**** Provided entries ****

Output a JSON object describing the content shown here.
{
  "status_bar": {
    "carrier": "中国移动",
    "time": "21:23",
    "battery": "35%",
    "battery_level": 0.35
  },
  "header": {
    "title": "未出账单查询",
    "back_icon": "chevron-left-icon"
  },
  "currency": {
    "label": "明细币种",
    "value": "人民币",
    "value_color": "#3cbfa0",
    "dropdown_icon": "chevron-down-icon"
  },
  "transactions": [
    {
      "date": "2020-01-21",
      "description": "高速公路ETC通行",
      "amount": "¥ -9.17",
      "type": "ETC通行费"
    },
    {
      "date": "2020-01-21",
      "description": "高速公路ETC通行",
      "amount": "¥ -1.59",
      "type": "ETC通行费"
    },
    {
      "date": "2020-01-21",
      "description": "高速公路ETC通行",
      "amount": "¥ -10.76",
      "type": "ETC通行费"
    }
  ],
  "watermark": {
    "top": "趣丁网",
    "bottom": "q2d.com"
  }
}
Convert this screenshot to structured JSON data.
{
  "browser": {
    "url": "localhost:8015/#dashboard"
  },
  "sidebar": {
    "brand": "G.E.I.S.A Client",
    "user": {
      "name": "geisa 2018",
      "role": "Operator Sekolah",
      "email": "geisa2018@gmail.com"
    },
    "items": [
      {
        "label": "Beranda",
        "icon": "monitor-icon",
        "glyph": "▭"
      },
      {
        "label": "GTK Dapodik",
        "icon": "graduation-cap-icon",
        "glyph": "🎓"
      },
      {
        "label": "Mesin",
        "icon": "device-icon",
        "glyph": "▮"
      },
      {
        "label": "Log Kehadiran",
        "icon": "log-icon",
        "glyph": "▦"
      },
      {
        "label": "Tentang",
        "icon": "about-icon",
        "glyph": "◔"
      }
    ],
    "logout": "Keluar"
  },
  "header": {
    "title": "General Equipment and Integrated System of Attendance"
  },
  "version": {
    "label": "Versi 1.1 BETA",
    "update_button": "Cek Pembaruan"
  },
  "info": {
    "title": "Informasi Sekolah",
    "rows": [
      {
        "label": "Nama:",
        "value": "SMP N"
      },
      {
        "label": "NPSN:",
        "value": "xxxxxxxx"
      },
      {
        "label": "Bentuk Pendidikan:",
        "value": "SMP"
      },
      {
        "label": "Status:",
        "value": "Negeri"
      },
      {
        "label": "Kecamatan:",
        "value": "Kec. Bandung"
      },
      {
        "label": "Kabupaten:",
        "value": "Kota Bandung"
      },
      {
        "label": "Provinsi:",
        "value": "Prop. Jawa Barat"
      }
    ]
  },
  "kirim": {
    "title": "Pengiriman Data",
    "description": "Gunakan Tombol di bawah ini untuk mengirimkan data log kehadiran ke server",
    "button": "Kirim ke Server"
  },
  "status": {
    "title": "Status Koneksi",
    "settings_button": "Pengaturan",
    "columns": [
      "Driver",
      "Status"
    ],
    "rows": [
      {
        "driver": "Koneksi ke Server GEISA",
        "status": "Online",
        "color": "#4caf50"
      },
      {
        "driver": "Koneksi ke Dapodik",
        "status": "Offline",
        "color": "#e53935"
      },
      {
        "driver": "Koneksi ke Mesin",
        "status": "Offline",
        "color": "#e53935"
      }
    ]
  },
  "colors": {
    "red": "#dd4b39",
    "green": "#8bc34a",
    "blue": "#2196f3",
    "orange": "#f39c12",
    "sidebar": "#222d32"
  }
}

****

What the task asks –
All of the material above needs to be copied exactly.

Worked solution –
Output a JSON object describing the content shown here.
{
  "status_bar": {
    "carrier": "中国移动",
    "time": "21:23",
    "battery": "35%",
    "battery_level": 0.35
  },
  "header": {
    "title": "未出账单查询",
    "back_icon": "chevron-left-icon"
  },
  "currency": {
    "label": "明细币种",
    "value": "人民币",
    "value_color": "#3cbfa0",
    "dropdown_icon": "chevron-down-icon"
  },
  "transactions": [
    {
      "date": "2020-01-21",
      "description": "高速公路ETC通行",
      "amount": "¥ -9.17",
      "type": "ETC通行费"
    },
    {
      "date": "2020-01-21",
      "description": "高速公路ETC通行",
      "amount": "¥ -1.59",
      "type": "ETC通行费"
    },
    {
      "date": "2020-01-21",
      "description": "高速公路ETC通行",
      "amount": "¥ -10.76",
      "type": "ETC通行费"
    }
  ],
  "watermark": {
    "top": "趣丁网",
    "bottom": "q2d.com"
  }
}
Convert this screenshot to structured JSON data.
{
  "browser": {
    "url": "localhost:8015/#dashboard"
  },
  "sidebar": {
    "brand": "G.E.I.S.A Client",
    "user": {
      "name": "geisa 2018",
      "role": "Operator Sekolah",
      "email": "geisa2018@gmail.com"
    },
    "items": [
      {
        "label": "Beranda",
        "icon": "monitor-icon",
        "glyph": "▭"
      },
      {
        "label": "GTK Dapodik",
        "icon": "graduation-cap-icon",
        "glyph": "🎓"
      },
      {
        "label": "Mesin",
        "icon": "device-icon",
        "glyph": "▮"
      },
      {
        "label": "Log Kehadiran",
        "icon": "log-icon",
        "glyph": "▦"
      },
      {
        "label": "Tentang",
        "icon": "about-icon",
        "glyph": "◔"
      }
    ],
    "logout": "Keluar"
  },
  "header": {
    "title": "General Equipment and Integrated System of Attendance"
  },
  "version": {
    "label": "Versi 1.1 BETA",
    "update_button": "Cek Pembaruan"
  },
  "info": {
    "title": "Informasi Sekolah",
    "rows": [
      {
        "label": "Nama:",
        "value": "SMP N"
      },
      {
        "label": "NPSN:",
        "value": "xxxxxxxx"
      },
      {
        "label": "Bentuk Pendidikan:",
        "value": "SMP"
      },
      {
        "label": "Status:",
        "value": "Negeri"
      },
      {
        "label": "Kecamatan:",
        "value": "Kec. Bandung"
      },
      {
        "label": "Kabupaten:",
        "value": "Kota Bandung"
      },
      {
        "label": "Provinsi:",
        "value": "Prop. Jawa Barat"
      }
    ]
  },
  "kirim": {
    "title": "Pengiriman Data",
    "description": "Gunakan Tombol di bawah ini untuk mengirimkan data log kehadiran ke server",
    "button": "Kirim ke Server"
  },
  "status": {
    "title": "Status Koneksi",
    "settings_button": "Pengaturan",
    "columns": [
      "Driver",
      "Status"
    ],
    "rows": [
      {
        "driver": "Koneksi ke Server GEISA",
        "status": "Online",
        "color": "#4caf50"
      },
      {
        "driver": "Koneksi ke Dapodik",
        "status": "Offline",
        "color": "#e53935"
      },
      {
        "driver": "Koneksi ke Mesin",
        "status": "Offline",
        "color": "#e53935"
      }
    ]
  },
  "colors": {
    "red": "#dd4b39",
    "green": "#8bc34a",
    "blue": "#2196f3",
    "orange": "#f39c12",
    "sidebar": "#222d32"
  }
}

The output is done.